WORK TO DO: Copy, from the entries below, each line in which the string "html" appears.

PROVIDED DATA:

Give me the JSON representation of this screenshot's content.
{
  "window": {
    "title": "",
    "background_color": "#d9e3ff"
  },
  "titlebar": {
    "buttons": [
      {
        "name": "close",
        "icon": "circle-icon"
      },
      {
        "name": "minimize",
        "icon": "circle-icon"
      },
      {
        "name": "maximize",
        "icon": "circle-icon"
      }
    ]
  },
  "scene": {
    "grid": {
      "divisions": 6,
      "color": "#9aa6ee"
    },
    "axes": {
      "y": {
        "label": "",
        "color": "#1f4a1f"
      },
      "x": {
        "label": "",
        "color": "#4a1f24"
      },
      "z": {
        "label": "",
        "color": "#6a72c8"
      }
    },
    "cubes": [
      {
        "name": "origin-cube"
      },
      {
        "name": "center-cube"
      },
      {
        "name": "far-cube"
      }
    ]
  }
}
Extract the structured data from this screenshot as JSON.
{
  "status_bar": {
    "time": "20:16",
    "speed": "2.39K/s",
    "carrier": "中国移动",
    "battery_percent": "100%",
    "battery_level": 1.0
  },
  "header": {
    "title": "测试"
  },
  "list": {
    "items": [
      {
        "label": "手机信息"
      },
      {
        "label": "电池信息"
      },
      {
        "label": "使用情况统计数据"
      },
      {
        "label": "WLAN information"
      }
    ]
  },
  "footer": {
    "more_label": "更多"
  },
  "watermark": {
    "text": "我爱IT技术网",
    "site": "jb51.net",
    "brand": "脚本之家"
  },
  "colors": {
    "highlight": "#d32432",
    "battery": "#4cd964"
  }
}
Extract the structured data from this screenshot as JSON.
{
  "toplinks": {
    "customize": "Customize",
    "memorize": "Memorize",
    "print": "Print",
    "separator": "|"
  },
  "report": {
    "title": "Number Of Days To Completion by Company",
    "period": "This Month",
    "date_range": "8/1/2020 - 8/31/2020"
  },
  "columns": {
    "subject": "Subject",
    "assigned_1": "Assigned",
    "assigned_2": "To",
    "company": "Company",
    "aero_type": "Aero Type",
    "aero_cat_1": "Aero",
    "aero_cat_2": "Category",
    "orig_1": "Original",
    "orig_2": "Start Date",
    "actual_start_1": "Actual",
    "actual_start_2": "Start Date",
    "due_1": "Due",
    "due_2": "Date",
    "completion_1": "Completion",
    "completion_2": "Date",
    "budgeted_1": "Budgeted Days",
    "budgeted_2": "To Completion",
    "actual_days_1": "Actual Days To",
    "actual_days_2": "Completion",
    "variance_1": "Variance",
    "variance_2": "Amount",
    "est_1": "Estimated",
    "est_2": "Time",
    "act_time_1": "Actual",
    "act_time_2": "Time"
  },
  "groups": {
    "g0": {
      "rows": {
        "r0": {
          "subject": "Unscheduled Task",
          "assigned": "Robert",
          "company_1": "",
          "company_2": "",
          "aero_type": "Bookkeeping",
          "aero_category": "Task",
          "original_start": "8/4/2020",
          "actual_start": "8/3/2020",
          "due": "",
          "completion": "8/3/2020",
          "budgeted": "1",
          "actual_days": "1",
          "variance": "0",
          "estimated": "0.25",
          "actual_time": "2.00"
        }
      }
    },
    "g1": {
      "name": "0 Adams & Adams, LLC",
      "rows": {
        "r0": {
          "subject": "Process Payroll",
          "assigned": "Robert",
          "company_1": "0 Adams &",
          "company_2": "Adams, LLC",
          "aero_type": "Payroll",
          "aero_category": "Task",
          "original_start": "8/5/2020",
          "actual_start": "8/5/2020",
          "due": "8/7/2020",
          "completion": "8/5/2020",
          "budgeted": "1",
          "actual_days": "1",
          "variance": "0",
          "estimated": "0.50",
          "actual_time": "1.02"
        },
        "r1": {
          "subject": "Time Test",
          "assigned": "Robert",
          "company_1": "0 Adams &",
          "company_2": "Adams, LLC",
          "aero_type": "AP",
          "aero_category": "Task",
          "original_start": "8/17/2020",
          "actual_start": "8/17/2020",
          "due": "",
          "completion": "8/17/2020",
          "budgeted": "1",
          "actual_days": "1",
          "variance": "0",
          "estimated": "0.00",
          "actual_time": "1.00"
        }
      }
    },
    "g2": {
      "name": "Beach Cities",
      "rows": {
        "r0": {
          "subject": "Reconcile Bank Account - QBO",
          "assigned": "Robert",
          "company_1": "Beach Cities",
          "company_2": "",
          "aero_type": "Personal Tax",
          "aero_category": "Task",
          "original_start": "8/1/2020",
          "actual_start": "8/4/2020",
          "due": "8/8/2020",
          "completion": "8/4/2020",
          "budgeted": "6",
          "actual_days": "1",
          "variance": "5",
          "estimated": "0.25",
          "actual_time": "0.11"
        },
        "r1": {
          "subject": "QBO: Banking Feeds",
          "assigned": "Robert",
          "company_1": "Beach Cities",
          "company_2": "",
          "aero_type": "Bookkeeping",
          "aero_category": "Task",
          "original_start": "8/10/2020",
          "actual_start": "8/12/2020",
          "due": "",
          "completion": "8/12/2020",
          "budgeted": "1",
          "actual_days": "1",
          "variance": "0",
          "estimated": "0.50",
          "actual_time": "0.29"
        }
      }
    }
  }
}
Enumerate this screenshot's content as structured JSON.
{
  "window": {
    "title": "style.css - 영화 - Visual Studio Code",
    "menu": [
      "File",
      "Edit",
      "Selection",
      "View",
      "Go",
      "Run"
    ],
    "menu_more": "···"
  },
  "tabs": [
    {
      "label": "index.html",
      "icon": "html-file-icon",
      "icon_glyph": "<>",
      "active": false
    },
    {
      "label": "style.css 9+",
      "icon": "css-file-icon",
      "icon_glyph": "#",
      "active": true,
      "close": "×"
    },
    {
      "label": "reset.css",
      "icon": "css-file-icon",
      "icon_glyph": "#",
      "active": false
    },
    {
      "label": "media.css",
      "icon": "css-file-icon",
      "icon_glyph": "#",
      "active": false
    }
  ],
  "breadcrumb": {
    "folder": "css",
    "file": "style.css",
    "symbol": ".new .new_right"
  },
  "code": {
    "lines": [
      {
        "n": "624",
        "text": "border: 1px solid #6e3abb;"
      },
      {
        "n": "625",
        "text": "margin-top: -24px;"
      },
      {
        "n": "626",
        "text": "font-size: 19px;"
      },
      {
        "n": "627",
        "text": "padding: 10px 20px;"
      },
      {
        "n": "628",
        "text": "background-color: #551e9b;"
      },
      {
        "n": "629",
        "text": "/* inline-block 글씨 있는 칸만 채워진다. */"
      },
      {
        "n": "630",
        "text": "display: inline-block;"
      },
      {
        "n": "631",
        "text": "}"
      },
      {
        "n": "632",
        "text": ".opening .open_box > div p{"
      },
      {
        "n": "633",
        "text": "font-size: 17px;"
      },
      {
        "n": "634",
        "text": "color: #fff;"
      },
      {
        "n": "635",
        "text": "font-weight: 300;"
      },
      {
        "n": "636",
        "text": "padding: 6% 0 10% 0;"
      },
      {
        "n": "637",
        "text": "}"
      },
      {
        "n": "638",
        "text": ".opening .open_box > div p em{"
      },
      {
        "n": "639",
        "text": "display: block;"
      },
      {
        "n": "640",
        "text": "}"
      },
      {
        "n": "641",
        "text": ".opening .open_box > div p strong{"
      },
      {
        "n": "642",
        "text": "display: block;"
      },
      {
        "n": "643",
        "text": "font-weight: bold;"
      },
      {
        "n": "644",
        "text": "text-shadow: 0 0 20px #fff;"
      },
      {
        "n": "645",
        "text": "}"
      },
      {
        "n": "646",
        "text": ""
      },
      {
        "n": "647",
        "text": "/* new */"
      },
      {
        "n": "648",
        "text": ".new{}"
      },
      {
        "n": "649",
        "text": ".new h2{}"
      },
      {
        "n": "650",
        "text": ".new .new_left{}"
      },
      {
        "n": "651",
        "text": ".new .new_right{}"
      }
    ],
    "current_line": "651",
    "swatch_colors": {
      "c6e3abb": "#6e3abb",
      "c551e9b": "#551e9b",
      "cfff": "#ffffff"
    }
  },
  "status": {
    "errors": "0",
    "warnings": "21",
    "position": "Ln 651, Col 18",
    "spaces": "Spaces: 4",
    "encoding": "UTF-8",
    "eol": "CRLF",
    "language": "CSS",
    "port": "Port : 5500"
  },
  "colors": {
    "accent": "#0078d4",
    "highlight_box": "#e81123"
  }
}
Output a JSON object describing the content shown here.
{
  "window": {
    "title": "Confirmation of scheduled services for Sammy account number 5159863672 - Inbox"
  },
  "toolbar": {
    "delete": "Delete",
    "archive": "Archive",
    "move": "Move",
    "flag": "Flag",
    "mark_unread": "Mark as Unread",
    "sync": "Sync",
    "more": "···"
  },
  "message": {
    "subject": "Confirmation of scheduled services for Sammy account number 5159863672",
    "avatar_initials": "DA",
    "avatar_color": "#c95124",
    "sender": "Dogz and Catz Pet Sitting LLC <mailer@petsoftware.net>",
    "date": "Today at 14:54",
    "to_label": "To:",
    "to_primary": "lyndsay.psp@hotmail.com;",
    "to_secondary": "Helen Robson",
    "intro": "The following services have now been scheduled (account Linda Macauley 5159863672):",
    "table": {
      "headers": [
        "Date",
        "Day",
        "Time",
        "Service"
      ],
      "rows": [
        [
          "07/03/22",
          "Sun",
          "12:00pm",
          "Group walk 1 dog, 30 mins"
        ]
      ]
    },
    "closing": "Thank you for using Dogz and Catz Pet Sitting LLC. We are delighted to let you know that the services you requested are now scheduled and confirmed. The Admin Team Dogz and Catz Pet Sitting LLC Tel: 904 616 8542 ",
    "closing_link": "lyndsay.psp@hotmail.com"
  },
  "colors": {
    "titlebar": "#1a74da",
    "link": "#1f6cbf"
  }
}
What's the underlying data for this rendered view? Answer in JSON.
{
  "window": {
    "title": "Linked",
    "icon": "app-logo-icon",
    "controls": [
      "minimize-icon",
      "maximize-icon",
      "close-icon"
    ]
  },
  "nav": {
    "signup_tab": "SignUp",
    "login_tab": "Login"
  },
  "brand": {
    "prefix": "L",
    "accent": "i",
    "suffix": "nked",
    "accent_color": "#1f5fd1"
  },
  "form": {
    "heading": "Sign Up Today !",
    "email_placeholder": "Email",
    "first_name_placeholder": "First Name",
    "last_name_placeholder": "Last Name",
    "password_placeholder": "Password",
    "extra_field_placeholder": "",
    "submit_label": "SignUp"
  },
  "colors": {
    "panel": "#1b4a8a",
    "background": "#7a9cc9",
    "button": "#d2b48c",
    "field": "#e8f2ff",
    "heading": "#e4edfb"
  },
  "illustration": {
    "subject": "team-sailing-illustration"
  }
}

SOLUTION TO THE EXERCISE:
      "label": "index.html",
      "icon": "html-file-icon",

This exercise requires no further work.